- _What this task involves_:
Write out the data again in full, exactly as it reads.

-- Start --

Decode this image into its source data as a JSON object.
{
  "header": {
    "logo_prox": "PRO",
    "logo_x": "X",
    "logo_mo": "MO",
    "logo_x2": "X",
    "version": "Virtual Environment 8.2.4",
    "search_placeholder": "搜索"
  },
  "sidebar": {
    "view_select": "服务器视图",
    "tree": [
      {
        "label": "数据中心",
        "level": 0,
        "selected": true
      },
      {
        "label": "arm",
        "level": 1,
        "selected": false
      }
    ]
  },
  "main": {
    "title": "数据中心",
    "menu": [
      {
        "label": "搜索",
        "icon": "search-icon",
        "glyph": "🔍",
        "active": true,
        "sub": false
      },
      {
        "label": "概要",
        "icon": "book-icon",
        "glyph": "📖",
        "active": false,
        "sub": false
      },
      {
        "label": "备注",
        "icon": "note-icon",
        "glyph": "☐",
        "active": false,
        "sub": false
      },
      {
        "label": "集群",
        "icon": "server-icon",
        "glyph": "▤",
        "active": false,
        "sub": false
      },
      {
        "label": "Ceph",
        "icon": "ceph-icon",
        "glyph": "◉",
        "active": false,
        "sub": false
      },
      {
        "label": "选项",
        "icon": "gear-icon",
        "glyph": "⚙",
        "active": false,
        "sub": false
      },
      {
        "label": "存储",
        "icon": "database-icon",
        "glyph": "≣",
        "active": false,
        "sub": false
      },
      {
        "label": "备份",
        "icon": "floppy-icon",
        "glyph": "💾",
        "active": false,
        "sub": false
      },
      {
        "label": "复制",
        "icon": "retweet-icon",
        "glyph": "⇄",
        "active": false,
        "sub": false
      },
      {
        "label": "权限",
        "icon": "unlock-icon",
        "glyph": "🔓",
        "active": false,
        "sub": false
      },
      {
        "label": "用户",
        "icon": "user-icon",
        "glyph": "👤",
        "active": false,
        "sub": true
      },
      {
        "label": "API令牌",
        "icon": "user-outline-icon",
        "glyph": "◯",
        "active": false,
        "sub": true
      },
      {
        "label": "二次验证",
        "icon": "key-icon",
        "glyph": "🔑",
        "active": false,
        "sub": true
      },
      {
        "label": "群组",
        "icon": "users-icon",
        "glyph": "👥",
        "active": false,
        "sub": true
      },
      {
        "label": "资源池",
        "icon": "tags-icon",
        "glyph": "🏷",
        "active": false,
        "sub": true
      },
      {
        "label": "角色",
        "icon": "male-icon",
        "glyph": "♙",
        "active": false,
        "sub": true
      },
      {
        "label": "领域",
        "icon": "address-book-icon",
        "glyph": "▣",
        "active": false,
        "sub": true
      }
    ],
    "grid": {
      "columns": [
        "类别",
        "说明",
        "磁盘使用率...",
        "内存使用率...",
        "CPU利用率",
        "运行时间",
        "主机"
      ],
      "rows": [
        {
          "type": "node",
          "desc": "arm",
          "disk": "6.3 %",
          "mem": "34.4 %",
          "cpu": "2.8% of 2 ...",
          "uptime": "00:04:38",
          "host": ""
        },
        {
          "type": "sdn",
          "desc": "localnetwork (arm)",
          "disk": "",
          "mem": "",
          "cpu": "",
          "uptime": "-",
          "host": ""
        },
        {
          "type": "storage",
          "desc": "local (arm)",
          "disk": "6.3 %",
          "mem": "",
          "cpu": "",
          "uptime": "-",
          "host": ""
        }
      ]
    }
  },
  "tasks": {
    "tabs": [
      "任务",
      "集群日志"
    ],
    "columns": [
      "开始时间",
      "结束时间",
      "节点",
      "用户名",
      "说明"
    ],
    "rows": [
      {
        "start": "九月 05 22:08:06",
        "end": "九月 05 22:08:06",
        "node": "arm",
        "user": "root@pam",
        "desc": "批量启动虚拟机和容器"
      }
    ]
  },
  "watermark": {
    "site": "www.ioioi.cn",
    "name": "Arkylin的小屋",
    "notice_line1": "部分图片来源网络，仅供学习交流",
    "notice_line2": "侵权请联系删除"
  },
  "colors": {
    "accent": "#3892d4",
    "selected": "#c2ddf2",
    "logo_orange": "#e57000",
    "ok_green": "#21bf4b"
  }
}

-- End --

- _Written answer_:
Decode this image into its source data as a JSON object.
{
  "header": {
    "logo_prox": "PRO",
    "logo_x": "X",
    "logo_mo": "MO",
    "logo_x2": "X",
    "version": "Virtual Environment 8.2.4",
    "search_placeholder": "搜索"
  },
  "sidebar": {
    "view_select": "服务器视图",
    "tree": [
      {
        "label": "数据中心",
        "level": 0,
        "selected": true
      },
      {
        "label": "arm",
        "level": 1,
        "selected": false
      }
    ]
  },
  "main": {
    "title": "数据中心",
    "menu": [
      {
        "label": "搜索",
        "icon": "search-icon",
        "glyph": "🔍",
        "active": true,
        "sub": false
      },
      {
        "label": "概要",
        "icon": "book-icon",
        "glyph": "📖",
        "active": false,
        "sub": false
      },
      {
        "label": "备注",
        "icon": "note-icon",
        "glyph": "☐",
        "active": false,
        "sub": false
      },
      {
        "label": "集群",
        "icon": "server-icon",
        "glyph": "▤",
        "active": false,
        "sub": false
      },
      {
        "label": "Ceph",
        "icon": "ceph-icon",
        "glyph": "◉",
        "active": false,
        "sub": false
      },
      {
        "label": "选项",
        "icon": "gear-icon",
        "glyph": "⚙",
        "active": false,
        "sub": false
      },
      {
        "label": "存储",
        "icon": "database-icon",
        "glyph": "≣",
        "active": false,
        "sub": false
      },
      {
        "label": "备份",
        "icon": "floppy-icon",
        "glyph": "💾",
        "active": false,
        "sub": false
      },
      {
        "label": "复制",
        "icon": "retweet-icon",
        "glyph": "⇄",
        "active": false,
        "sub": false
      },
      {
        "label": "权限",
        "icon": "unlock-icon",
        "glyph": "🔓",
        "active": false,
        "sub": false
      },
      {
        "label": "用户",
        "icon": "user-icon",
        "glyph": "👤",
        "active": false,
        "sub": true
      },
      {
        "label": "API令牌",
        "icon": "user-outline-icon",
        "glyph": "◯",
        "active": false,
        "sub": true
      },
      {
        "label": "二次验证",
        "icon": "key-icon",
        "glyph": "🔑",
        "active": false,
        "sub": true
      },
      {
        "label": "群组",
        "icon": "users-icon",
        "glyph": "👥",
        "active": false,
        "sub": true
      },
      {
        "label": "资源池",
        "icon": "tags-icon",
        "glyph": "🏷",
        "active": false,
        "sub": true
      },
      {
        "label": "角色",
        "icon": "male-icon",
        "glyph": "♙",
        "active": false,
        "sub": true
      },
      {
        "label": "领域",
        "icon": "address-book-icon",
        "glyph": "▣",
        "active": false,
        "sub": true
      }
    ],
    "grid": {
      "columns": [
        "类别",
        "说明",
        "磁盘使用率...",
        "内存使用率...",
        "CPU利用率",
        "运行时间",
        "主机"
      ],
      "rows": [
        {
          "type": "node",
          "desc": "arm",
          "disk": "6.3 %",
          "mem": "34.4 %",
          "cpu": "2.8% of 2 ...",
          "uptime": "00:04:38",
          "host": ""
        },
        {
          "type": "sdn",
          "desc": "localnetwork (arm)",
          "disk": "",
          "mem": "",
          "cpu": "",
          "uptime": "-",
          "host": ""
        },
        {
          "type": "storage",
          "desc": "local (arm)",
          "disk": "6.3 %",
          "mem": "",
          "cpu": "",
          "uptime": "-",
          "host": ""
        }
      ]
    }
  },
  "tasks": {
    "tabs": [
      "任务",
      "集群日志"
    ],
    "columns": [
      "开始时间",
      "结束时间",
      "节点",
      "用户名",
      "说明"
    ],
    "rows": [
      {
        "start": "九月 05 22:08:06",
        "end": "九月 05 22:08:06",
        "node": "arm",
        "user": "root@pam",
        "desc": "批量启动虚拟机和容器"
      }
    ]
  },
  "watermark": {
    "site": "www.ioioi.cn",
    "name": "Arkylin的小屋",
    "notice_line1": "部分图片来源网络，仅供学习交流",
    "notice_line2": "侵权请联系删除"
  },
  "colors": {
    "accent": "#3892d4",
    "selected": "#c2ddf2",
    "logo_orange": "#e57000",
    "ok_green": "#21bf4b"
  }
}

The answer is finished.